● **Stored data**:
::::
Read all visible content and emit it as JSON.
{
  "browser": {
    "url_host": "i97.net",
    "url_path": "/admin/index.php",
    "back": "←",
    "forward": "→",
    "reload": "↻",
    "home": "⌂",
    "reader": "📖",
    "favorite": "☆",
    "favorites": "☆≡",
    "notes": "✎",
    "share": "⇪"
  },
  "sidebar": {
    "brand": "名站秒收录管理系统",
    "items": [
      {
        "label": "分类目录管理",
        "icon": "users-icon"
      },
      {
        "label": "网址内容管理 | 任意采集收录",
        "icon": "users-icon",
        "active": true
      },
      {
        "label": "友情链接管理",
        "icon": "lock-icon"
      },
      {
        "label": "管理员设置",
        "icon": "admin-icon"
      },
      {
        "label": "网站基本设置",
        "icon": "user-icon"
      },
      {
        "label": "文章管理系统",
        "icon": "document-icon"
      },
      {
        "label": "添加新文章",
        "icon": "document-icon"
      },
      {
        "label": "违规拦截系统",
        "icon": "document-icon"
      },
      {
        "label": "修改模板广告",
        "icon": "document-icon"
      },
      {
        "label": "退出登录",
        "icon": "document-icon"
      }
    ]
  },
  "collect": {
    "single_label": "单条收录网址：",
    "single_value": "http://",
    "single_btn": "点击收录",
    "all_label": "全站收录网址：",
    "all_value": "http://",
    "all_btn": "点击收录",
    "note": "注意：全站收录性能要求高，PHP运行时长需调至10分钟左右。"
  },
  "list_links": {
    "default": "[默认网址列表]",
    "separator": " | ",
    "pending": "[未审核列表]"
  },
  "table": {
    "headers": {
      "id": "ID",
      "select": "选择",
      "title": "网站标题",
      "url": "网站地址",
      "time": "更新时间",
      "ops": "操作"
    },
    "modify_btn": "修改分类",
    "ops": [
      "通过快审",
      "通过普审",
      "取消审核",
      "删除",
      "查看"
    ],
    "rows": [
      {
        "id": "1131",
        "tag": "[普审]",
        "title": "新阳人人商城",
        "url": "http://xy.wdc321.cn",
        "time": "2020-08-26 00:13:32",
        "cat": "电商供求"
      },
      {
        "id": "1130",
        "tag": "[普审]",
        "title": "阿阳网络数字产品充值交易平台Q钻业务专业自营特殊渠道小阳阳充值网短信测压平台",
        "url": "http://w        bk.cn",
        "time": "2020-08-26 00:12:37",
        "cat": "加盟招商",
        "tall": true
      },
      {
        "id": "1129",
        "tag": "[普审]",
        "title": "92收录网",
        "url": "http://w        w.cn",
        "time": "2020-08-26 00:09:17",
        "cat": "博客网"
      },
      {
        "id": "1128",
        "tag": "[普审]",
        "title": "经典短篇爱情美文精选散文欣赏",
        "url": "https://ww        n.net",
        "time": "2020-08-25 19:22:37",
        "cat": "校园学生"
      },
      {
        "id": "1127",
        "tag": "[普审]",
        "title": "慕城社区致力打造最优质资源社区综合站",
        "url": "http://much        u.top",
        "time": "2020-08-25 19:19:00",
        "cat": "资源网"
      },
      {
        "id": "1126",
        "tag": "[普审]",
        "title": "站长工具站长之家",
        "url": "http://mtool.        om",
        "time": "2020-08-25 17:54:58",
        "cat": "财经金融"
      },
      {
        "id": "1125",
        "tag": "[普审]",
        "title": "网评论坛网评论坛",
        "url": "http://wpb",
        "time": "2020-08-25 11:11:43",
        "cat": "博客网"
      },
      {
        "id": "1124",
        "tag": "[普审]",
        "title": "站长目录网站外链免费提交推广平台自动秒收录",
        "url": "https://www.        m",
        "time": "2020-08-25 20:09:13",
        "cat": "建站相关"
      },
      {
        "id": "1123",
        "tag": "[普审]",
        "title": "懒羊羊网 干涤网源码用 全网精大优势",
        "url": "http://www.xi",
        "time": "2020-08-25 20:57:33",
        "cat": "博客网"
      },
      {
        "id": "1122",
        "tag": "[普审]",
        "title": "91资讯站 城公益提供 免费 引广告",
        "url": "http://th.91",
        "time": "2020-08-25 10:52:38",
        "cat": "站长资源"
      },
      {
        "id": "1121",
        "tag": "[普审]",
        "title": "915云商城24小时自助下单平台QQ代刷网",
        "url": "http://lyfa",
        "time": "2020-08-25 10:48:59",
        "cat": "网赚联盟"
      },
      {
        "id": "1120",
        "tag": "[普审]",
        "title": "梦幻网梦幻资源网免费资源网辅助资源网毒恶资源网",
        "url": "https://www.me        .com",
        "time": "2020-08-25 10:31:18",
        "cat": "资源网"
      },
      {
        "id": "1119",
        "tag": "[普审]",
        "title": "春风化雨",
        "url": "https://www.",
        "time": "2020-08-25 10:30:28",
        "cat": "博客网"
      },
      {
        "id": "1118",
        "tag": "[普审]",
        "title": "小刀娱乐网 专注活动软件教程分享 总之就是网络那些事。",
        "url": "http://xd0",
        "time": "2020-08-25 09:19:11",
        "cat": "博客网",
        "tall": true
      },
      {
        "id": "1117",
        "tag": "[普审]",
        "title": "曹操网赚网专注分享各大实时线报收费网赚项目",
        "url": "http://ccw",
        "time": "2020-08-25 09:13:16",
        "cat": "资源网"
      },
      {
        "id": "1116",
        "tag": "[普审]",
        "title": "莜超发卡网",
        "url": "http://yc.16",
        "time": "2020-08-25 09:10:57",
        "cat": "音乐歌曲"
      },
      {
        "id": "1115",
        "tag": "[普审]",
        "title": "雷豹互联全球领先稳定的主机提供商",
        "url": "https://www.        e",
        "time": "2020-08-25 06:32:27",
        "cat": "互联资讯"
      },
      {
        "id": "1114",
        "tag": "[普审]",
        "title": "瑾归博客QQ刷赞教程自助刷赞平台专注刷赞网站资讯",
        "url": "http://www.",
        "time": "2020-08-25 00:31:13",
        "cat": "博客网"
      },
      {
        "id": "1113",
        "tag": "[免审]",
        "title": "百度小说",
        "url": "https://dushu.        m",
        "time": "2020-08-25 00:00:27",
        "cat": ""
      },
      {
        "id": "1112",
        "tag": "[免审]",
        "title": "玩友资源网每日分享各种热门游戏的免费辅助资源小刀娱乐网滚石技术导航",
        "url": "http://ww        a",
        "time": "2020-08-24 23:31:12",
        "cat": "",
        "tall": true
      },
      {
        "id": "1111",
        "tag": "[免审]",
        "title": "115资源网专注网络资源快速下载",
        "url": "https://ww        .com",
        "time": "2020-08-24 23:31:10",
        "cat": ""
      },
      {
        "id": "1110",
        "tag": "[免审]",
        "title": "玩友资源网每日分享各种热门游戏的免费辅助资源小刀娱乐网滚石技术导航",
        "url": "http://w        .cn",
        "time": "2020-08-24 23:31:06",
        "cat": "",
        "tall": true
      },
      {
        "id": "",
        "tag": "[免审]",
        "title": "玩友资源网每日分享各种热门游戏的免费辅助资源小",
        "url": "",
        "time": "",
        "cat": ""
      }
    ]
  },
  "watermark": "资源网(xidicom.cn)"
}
::::
● **What you should do**: Please output every record, keeping each line exact.

● **Complete answer**:
Read all visible content and emit it as JSON.
{
  "browser": {
    "url_host": "i97.net",
    "url_path": "/admin/index.php",
    "back": "←",
    "forward": "→",
    "reload": "↻",
    "home": "⌂",
    "reader": "📖",
    "favorite": "☆",
    "favorites": "☆≡",
    "notes": "✎",
    "share": "⇪"
  },
  "sidebar": {
    "brand": "名站秒收录管理系统",
    "items": [
      {
        "label": "分类目录管理",
        "icon": "users-icon"
      },
      {
        "label": "网址内容管理 | 任意采集收录",
        "icon": "users-icon",
        "active": true
      },
      {
        "label": "友情链接管理",
        "icon": "lock-icon"
      },
      {
        "label": "管理员设置",
        "icon": "admin-icon"
      },
      {
        "label": "网站基本设置",
        "icon": "user-icon"
      },
      {
        "label": "文章管理系统",
        "icon": "document-icon"
      },
      {
        "label": "添加新文章",
        "icon": "document-icon"
      },
      {
        "label": "违规拦截系统",
        "icon": "document-icon"
      },
      {
        "label": "修改模板广告",
        "icon": "document-icon"
      },
      {
        "label": "退出登录",
        "icon": "document-icon"
      }
    ]
  },
  "collect": {
    "single_label": "单条收录网址：",
    "single_value": "http://",
    "single_btn": "点击收录",
    "all_label": "全站收录网址：",
    "all_value": "http://",
    "all_btn": "点击收录",
    "note": "注意：全站收录性能要求高，PHP运行时长需调至10分钟左右。"
  },
  "list_links": {
    "default": "[默认网址列表]",
    "separator": " | ",
    "pending": "[未审核列表]"
  },
  "table": {
    "headers": {
      "id": "ID",
      "select": "选择",
      "title": "网站标题",
      "url": "网站地址",
      "time": "更新时间",
      "ops": "操作"
    },
    "modify_btn": "修改分类",
    "ops": [
      "通过快审",
      "通过普审",
      "取消审核",
      "删除",
      "查看"
    ],
    "rows": [
      {
        "id": "1131",
        "tag": "[普审]",
        "title": "新阳人人商城",
        "url": "http://xy.wdc321.cn",
        "time": "2020-08-26 00:13:32",
        "cat": "电商供求"
      },
      {
        "id": "1130",
        "tag": "[普审]",
        "title": "阿阳网络数字产品充值交易平台Q钻业务专业自营特殊渠道小阳阳充值网短信测压平台",
        "url": "http://w        bk.cn",
        "time": "2020-08-26 00:12:37",
        "cat": "加盟招商",
        "tall": true
      },
      {
        "id": "1129",
        "tag": "[普审]",
        "title": "92收录网",
        "url": "http://w        w.cn",
        "time": "2020-08-26 00:09:17",
        "cat": "博客网"
      },
      {
        "id": "1128",
        "tag": "[普审]",
        "title": "经典短篇爱情美文精选散文欣赏",
        "url": "https://ww        n.net",
        "time": "2020-08-25 19:22:37",
        "cat": "校园学生"
      },
      {
        "id": "1127",
        "tag": "[普审]",
        "title": "慕城社区致力打造最优质资源社区综合站",
        "url": "http://much        u.top",
        "time": "2020-08-25 19:19:00",
        "cat": "资源网"
      },
      {
        "id": "1126",
        "tag": "[普审]",
        "title": "站长工具站长之家",
        "url": "http://mtool.        om",
        "time": "2020-08-25 17:54:58",
        "cat": "财经金融"
      },
      {
        "id": "1125",
        "tag": "[普审]",
        "title": "网评论坛网评论坛",
        "url": "http://wpb",
        "time": "2020-08-25 11:11:43",
        "cat": "博客网"
      },
      {
        "id": "1124",
        "tag": "[普审]",
        "title": "站长目录网站外链免费提交推广平台自动秒收录",
        "url": "https://www.        m",
        "time": "2020-08-25 20:09:13",
        "cat": "建站相关"
      },
      {
        "id": "1123",
        "tag": "[普审]",
        "title": "懒羊羊网 干涤网源码用 全网精大优势",
        "url": "http://www.xi",
        "time": "2020-08-25 20:57:33",
        "cat": "博客网"
      },
      {
        "id": "1122",
        "tag": "[普审]",
        "title": "91资讯站 城公益提供 免费 引广告",
        "url": "http://th.91",
        "time": "2020-08-25 10:52:38",
        "cat": "站长资源"
      },
      {
        "id": "1121",
        "tag": "[普审]",
        "title": "915云商城24小时自助下单平台QQ代刷网",
        "url": "http://lyfa",
        "time": "2020-08-25 10:48:59",
        "cat": "网赚联盟"
      },
      {
        "id": "1120",
        "tag": "[普审]",
        "title": "梦幻网梦幻资源网免费资源网辅助资源网毒恶资源网",
        "url": "https://www.me        .com",
        "time": "2020-08-25 10:31:18",
        "cat": "资源网"
      },
      {
        "id": "1119",
        "tag": "[普审]",
        "title": "春风化雨",
        "url": "https://www.",
        "time": "2020-08-25 10:30:28",
        "cat": "博客网"
      },
      {
        "id": "1118",
        "tag": "[普审]",
        "title": "小刀娱乐网 专注活动软件教程分享 总之就是网络那些事。",
        "url": "http://xd0",
        "time": "2020-08-25 09:19:11",
        "cat": "博客网",
        "tall": true
      },
      {
        "id": "1117",
        "tag": "[普审]",
        "title": "曹操网赚网专注分享各大实时线报收费网赚项目",
        "url": "http://ccw",
        "time": "2020-08-25 09:13:16",
        "cat": "资源网"
      },
      {
        "id": "1116",
        "tag": "[普审]",
        "title": "莜超发卡网",
        "url": "http://yc.16",
        "time": "2020-08-25 09:10:57",
        "cat": "音乐歌曲"
      },
      {
        "id": "1115",
        "tag": "[普审]",
        "title": "雷豹互联全球领先稳定的主机提供商",
        "url": "https://www.        e",
        "time": "2020-08-25 06:32:27",
        "cat": "互联资讯"
      },
      {
        "id": "1114",
        "tag": "[普审]",
        "title": "瑾归博客QQ刷赞教程自助刷赞平台专注刷赞网站资讯",
        "url": "http://www.",
        "time": "2020-08-25 00:31:13",
        "cat": "博客网"
      },
      {
        "id": "1113",
        "tag": "[免审]",
        "title": "百度小说",
        "url": "https://dushu.        m",
        "time": "2020-08-25 00:00:27",
        "cat": ""
      },
      {
        "id": "1112",
        "tag": "[免审]",
        "title": "玩友资源网每日分享各种热门游戏的免费辅助资源小刀娱乐网滚石技术导航",
        "url": "http://ww        a",
        "time": "2020-08-24 23:31:12",
        "cat": "",
        "tall": true
      },
      {
        "id": "1111",
        "tag": "[免审]",
        "title": "115资源网专注网络资源快速下载",
        "url": "https://ww        .com",
        "time": "2020-08-24 23:31:10",
        "cat": ""
      },
      {
        "id": "1110",
        "tag": "[免审]",
        "title": "玩友资源网每日分享各种热门游戏的免费辅助资源小刀娱乐网滚石技术导航",
        "url": "http://w        .cn",
        "time": "2020-08-24 23:31:06",
        "cat": "",
        "tall": true
      },
      {
        "id": "",
        "tag": "[免审]",
        "title": "玩友资源网每日分享各种热门游戏的免费辅助资源小",
        "url": "",
        "time": "",
        "cat": ""
      }
    ]
  },
  "watermark": "资源网(xidicom.cn)"
}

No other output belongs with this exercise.